>>>

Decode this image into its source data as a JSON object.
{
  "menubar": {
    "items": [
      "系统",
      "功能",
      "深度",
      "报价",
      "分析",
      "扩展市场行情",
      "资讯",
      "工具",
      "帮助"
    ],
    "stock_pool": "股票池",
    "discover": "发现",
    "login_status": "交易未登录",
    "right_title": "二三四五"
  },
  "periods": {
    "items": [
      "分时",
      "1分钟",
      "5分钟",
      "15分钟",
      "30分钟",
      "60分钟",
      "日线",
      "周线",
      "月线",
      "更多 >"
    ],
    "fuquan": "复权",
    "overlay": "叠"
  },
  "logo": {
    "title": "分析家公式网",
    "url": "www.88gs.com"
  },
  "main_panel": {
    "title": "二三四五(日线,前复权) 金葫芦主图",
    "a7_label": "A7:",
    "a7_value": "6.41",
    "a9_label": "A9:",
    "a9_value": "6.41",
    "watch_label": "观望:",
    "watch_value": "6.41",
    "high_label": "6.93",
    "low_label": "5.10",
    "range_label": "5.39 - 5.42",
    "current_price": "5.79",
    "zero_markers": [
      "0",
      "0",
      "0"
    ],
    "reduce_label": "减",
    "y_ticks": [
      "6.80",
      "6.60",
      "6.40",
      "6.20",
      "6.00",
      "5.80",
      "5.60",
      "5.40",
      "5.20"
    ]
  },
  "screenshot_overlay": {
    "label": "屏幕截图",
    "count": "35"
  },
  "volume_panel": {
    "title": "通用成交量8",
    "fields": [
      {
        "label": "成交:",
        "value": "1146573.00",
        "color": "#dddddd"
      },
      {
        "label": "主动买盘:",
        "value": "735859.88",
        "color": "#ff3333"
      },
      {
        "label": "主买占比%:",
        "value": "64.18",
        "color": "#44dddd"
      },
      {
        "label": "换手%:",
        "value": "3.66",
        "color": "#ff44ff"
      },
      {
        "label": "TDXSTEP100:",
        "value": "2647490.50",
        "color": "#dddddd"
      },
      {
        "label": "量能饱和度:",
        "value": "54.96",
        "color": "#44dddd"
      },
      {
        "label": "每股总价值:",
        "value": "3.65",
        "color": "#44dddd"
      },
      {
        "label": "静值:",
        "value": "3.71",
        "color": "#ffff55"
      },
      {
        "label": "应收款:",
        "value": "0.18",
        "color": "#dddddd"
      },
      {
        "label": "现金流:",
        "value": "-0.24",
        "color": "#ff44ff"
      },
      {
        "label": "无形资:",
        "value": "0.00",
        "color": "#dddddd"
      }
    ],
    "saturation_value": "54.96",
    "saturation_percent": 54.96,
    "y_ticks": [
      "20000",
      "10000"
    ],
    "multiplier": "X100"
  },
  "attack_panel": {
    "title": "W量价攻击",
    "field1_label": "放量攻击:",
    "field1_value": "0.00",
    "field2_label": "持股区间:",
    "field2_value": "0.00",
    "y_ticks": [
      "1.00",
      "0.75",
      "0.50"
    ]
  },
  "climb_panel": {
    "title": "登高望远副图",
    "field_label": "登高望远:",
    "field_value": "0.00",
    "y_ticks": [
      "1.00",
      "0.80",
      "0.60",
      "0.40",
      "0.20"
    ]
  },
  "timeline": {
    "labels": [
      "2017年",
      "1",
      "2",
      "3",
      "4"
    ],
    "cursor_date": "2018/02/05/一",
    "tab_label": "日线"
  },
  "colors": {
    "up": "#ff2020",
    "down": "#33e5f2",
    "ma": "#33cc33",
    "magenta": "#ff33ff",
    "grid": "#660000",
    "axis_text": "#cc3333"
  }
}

<<<

■ THE REQUEST ■
Above are some records; extract every one of them exactly.

■ EXERCISE ANSWER ■
Decode this image into its source data as a JSON object.
{
  "menubar": {
    "items": [
      "系统",
      "功能",
      "深度",
      "报价",
      "分析",
      "扩展市场行情",
      "资讯",
      "工具",
      "帮助"
    ],
    "stock_pool": "股票池",
    "discover": "发现",
    "login_status": "交易未登录",
    "right_title": "二三四五"
  },
  "periods": {
    "items": [
      "分时",
      "1分钟",
      "5分钟",
      "15分钟",
      "30分钟",
      "60分钟",
      "日线",
      "周线",
      "月线",
      "更多 >"
    ],
    "fuquan": "复权",
    "overlay": "叠"
  },
  "logo": {
    "title": "分析家公式网",
    "url": "www.88gs.com"
  },
  "main_panel": {
    "title": "二三四五(日线,前复权) 金葫芦主图",
    "a7_label": "A7:",
    "a7_value": "6.41",
    "a9_label": "A9:",
    "a9_value": "6.41",
    "watch_label": "观望:",
    "watch_value": "6.41",
    "high_label": "6.93",
    "low_label": "5.10",
    "range_label": "5.39 - 5.42",
    "current_price": "5.79",
    "zero_markers": [
      "0",
      "0",
      "0"
    ],
    "reduce_label": "减",
    "y_ticks": [
      "6.80",
      "6.60",
      "6.40",
      "6.20",
      "6.00",
      "5.80",
      "5.60",
      "5.40",
      "5.20"
    ]
  },
  "screenshot_overlay": {
    "label": "屏幕截图",
    "count": "35"
  },
  "volume_panel": {
    "title": "通用成交量8",
    "fields": [
      {
        "label": "成交:",
        "value": "1146573.00",
        "color": "#dddddd"
      },
      {
        "label": "主动买盘:",
        "value": "735859.88",
        "color": "#ff3333"
      },
      {
        "label": "主买占比%:",
        "value": "64.18",
        "color": "#44dddd"
      },
      {
        "label": "换手%:",
        "value": "3.66",
        "color": "#ff44ff"
      },
      {
        "label": "TDXSTEP100:",
        "value": "2647490.50",
        "color": "#dddddd"
      },
      {
        "label": "量能饱和度:",
        "value": "54.96",
        "color": "#44dddd"
      },
      {
        "label": "每股总价值:",
        "value": "3.65",
        "color": "#44dddd"
      },
      {
        "label": "静值:",
        "value": "3.71",
        "color": "#ffff55"
      },
      {
        "label": "应收款:",
        "value": "0.18",
        "color": "#dddddd"
      },
      {
        "label": "现金流:",
        "value": "-0.24",
        "color": "#ff44ff"
      },
      {
        "label": "无形资:",
        "value": "0.00",
        "color": "#dddddd"
      }
    ],
    "saturation_value": "54.96",
    "saturation_percent": 54.96,
    "y_ticks": [
      "20000",
      "10000"
    ],
    "multiplier": "X100"
  },
  "attack_panel": {
    "title": "W量价攻击",
    "field1_label": "放量攻击:",
    "field1_value": "0.00",
    "field2_label": "持股区间:",
    "field2_value": "0.00",
    "y_ticks": [
      "1.00",
      "0.75",
      "0.50"
    ]
  },
  "climb_panel": {
    "title": "登高望远副图",
    "field_label": "登高望远:",
    "field_value": "0.00",
    "y_ticks": [
      "1.00",
      "0.80",
      "0.60",
      "0.40",
      "0.20"
    ]
  },
  "timeline": {
    "labels": [
      "2017年",
      "1",
      "2",
      "3",
      "4"
    ],
    "cursor_date": "2018/02/05/一",
    "tab_label": "日线"
  },
  "colors": {
    "up": "#ff2020",
    "down": "#33e5f2",
    "ma": "#33cc33",
    "magenta": "#ff33ff",
    "grid": "#660000",
    "axis_text": "#cc3333"
  }
}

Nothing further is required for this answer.